▸ Exercise aim: Scan the material below for the string "title", and copy every line where it shows up.

# Records shown start

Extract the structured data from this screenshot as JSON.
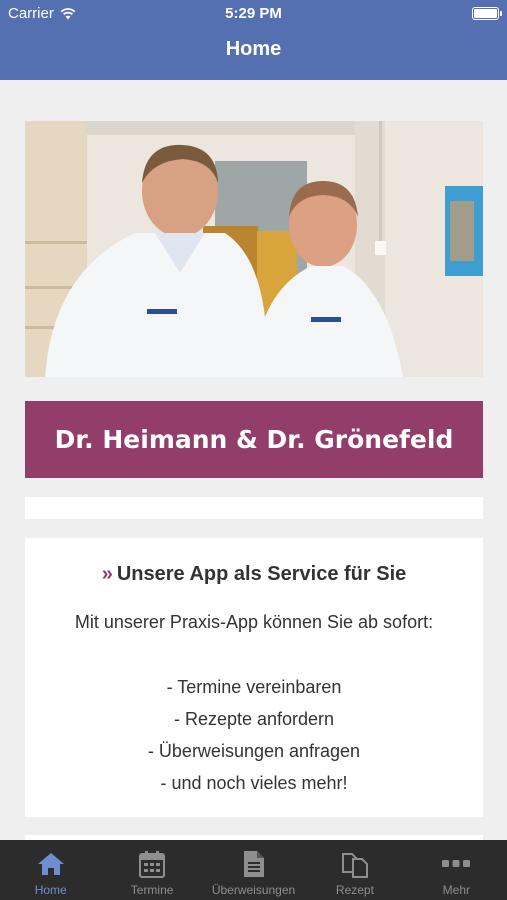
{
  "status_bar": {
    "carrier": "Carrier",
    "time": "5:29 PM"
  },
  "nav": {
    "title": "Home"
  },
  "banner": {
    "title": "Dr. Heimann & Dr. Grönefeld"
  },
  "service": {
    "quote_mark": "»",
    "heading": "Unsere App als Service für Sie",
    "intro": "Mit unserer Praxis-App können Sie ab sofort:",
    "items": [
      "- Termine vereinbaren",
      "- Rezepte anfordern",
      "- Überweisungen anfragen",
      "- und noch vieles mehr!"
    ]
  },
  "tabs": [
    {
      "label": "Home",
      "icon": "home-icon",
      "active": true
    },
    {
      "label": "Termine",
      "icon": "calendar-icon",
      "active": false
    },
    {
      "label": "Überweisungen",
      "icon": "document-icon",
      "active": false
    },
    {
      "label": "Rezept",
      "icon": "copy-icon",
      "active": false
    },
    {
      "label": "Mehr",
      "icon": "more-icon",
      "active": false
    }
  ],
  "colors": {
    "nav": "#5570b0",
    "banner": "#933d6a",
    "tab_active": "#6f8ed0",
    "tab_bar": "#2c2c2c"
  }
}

# Records shown end

▸ Response:
    "title": "Home"
    "title": "Dr. Heimann & Dr. Grönefeld"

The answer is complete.